• **Exercise objective**: Give the data again, word for word.

• **Data rows**:
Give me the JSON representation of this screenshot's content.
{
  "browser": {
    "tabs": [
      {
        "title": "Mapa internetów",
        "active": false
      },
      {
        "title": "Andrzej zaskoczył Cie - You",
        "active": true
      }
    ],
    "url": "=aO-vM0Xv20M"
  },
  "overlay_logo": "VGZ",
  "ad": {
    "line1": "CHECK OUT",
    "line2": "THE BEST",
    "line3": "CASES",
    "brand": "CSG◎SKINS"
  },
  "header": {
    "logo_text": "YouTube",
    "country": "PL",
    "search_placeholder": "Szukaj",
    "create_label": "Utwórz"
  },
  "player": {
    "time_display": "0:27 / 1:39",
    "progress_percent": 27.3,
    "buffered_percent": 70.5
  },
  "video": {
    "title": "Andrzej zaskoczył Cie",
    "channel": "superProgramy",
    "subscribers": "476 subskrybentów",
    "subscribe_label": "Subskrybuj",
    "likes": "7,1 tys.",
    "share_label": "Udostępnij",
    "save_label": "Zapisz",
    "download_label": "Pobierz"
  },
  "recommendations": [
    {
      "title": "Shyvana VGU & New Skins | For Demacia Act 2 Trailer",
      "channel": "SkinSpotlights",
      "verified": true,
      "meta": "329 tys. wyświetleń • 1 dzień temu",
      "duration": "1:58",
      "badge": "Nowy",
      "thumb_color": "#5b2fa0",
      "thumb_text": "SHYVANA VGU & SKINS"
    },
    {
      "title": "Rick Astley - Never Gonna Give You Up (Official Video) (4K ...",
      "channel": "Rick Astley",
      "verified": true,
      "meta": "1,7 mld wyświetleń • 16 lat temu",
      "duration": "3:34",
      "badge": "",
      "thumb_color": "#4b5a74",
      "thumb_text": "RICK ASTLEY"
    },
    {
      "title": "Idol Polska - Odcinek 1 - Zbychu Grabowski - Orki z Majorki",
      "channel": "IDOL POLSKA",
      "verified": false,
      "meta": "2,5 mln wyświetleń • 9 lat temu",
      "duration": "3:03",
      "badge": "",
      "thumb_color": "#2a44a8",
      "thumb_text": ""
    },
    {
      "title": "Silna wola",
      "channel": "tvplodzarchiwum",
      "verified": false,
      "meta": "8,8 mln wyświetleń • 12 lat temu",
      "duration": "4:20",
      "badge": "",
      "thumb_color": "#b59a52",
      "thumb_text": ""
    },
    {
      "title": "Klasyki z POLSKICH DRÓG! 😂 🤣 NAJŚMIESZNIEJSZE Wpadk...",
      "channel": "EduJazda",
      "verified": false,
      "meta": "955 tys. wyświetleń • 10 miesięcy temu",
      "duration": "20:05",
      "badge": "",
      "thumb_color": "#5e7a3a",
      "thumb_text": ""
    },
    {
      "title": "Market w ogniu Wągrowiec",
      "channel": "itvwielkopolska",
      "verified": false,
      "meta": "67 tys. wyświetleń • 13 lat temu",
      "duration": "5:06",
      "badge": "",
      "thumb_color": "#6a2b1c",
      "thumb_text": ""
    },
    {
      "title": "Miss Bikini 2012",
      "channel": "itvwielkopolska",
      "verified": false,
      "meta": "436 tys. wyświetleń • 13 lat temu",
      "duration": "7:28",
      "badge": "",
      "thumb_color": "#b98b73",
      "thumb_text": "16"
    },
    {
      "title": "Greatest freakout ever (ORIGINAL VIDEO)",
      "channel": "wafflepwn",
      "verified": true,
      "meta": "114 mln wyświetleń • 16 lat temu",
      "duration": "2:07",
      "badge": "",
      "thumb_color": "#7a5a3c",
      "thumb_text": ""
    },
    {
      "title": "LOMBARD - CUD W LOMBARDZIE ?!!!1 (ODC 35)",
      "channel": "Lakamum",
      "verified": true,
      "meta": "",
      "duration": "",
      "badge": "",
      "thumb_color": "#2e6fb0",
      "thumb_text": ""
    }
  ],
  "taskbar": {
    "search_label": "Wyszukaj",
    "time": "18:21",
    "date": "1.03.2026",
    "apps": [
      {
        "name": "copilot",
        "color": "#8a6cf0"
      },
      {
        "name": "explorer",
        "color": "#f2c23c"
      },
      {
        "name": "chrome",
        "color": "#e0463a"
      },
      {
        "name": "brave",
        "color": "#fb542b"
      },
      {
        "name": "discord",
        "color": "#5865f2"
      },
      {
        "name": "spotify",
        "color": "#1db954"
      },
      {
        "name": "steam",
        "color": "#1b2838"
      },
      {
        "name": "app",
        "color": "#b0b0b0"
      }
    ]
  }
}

• **Correct output**:
Give me the JSON representation of this screenshot's content.
{
  "browser": {
    "tabs": [
      {
        "title": "Mapa internetów",
        "active": false
      },
      {
        "title": "Andrzej zaskoczył Cie - You",
        "active": true
      }
    ],
    "url": "=aO-vM0Xv20M"
  },
  "overlay_logo": "VGZ",
  "ad": {
    "line1": "CHECK OUT",
    "line2": "THE BEST",
    "line3": "CASES",
    "brand": "CSG◎SKINS"
  },
  "header": {
    "logo_text": "YouTube",
    "country": "PL",
    "search_placeholder": "Szukaj",
    "create_label": "Utwórz"
  },
  "player": {
    "time_display": "0:27 / 1:39",
    "progress_percent": 27.3,
    "buffered_percent": 70.5
  },
  "video": {
    "title": "Andrzej zaskoczył Cie",
    "channel": "superProgramy",
    "subscribers": "476 subskrybentów",
    "subscribe_label": "Subskrybuj",
    "likes": "7,1 tys.",
    "share_label": "Udostępnij",
    "save_label": "Zapisz",
    "download_label": "Pobierz"
  },
  "recommendations": [
    {
      "title": "Shyvana VGU & New Skins | For Demacia Act 2 Trailer",
      "channel": "SkinSpotlights",
      "verified": true,
      "meta": "329 tys. wyświetleń • 1 dzień temu",
      "duration": "1:58",
      "badge": "Nowy",
      "thumb_color": "#5b2fa0",
      "thumb_text": "SHYVANA VGU & SKINS"
    },
    {
      "title": "Rick Astley - Never Gonna Give You Up (Official Video) (4K ...",
      "channel": "Rick Astley",
      "verified": true,
      "meta": "1,7 mld wyświetleń • 16 lat temu",
      "duration": "3:34",
      "badge": "",
      "thumb_color": "#4b5a74",
      "thumb_text": "RICK ASTLEY"
    },
    {
      "title": "Idol Polska - Odcinek 1 - Zbychu Grabowski - Orki z Majorki",
      "channel": "IDOL POLSKA",
      "verified": false,
      "meta": "2,5 mln wyświetleń • 9 lat temu",
      "duration": "3:03",
      "badge": "",
      "thumb_color": "#2a44a8",
      "thumb_text": ""
    },
    {
      "title": "Silna wola",
      "channel": "tvplodzarchiwum",
      "verified": false,
      "meta": "8,8 mln wyświetleń • 12 lat temu",
      "duration": "4:20",
      "badge": "",
      "thumb_color": "#b59a52",
      "thumb_text": ""
    },
    {
      "title": "Klasyki z POLSKICH DRÓG! 😂 🤣 NAJŚMIESZNIEJSZE Wpadk...",
      "channel": "EduJazda",
      "verified": false,
      "meta": "955 tys. wyświetleń • 10 miesięcy temu",
      "duration": "20:05",
      "badge": "",
      "thumb_color": "#5e7a3a",
      "thumb_text": ""
    },
    {
      "title": "Market w ogniu Wągrowiec",
      "channel": "itvwielkopolska",
      "verified": false,
      "meta": "67 tys. wyświetleń • 13 lat temu",
      "duration": "5:06",
      "badge": "",
      "thumb_color": "#6a2b1c",
      "thumb_text": ""
    },
    {
      "title": "Miss Bikini 2012",
      "channel": "itvwielkopolska",
      "verified": false,
      "meta": "436 tys. wyświetleń • 13 lat temu",
      "duration": "7:28",
      "badge": "",
      "thumb_color": "#b98b73",
      "thumb_text": "16"
    },
    {
      "title": "Greatest freakout ever (ORIGINAL VIDEO)",
      "channel": "wafflepwn",
      "verified": true,
      "meta": "114 mln wyświetleń • 16 lat temu",
      "duration": "2:07",
      "badge": "",
      "thumb_color": "#7a5a3c",
      "thumb_text": ""
    },
    {
      "title": "LOMBARD - CUD W LOMBARDZIE ?!!!1 (ODC 35)",
      "channel": "Lakamum",
      "verified": true,
      "meta": "",
      "duration": "",
      "badge": "",
      "thumb_color": "#2e6fb0",
      "thumb_text": ""
    }
  ],
  "taskbar": {
    "search_label": "Wyszukaj",
    "time": "18:21",
    "date": "1.03.2026",
    "apps": [
      {
        "name": "copilot",
        "color": "#8a6cf0"
      },
      {
        "name": "explorer",
        "color": "#f2c23c"
      },
      {
        "name": "chrome",
        "color": "#e0463a"
      },
      {
        "name": "brave",
        "color": "#fb542b"
      },
      {
        "name": "discord",
        "color": "#5865f2"
      },
      {
        "name": "spotify",
        "color": "#1db954"
      },
      {
        "name": "steam",
        "color": "#1b2838"
      },
      {
        "name": "app",
        "color": "#b0b0b0"
      }
    ]
  }
}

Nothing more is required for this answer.